___ DATA FOR THE TASK ___
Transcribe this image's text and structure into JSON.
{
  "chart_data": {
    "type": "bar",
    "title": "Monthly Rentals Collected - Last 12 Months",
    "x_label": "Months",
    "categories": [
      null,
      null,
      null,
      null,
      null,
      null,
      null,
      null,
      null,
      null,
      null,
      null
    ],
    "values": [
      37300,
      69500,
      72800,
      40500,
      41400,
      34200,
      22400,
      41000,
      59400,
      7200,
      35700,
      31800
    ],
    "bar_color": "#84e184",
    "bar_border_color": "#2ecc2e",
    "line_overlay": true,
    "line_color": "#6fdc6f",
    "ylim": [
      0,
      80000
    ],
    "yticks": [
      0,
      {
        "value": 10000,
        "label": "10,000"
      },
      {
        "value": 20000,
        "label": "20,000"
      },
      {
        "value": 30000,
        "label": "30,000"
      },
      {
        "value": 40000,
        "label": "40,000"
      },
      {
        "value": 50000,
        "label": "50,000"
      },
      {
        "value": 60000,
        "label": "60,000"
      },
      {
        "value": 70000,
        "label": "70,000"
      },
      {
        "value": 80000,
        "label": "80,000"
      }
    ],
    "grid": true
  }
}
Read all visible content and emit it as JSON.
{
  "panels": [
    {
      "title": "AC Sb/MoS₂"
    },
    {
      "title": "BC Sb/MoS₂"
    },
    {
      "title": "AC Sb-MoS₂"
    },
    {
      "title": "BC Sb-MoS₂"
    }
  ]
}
___
**EXERCISE INSTRUCTIONS**
Give back the lines of the listing from the one with "Read all visible content and emit it as JSON." through the end, both included, exactly as written and with nothing added.

**OUTPUT FOR THIS TASK**
Read all visible content and emit it as JSON.
{
  "panels": [
    {
      "title": "AC Sb/MoS₂"
    },
    {
      "title": "BC Sb/MoS₂"
    },
    {
      "title": "AC Sb-MoS₂"
    },
    {
      "title": "BC Sb-MoS₂"
    }
  ]
}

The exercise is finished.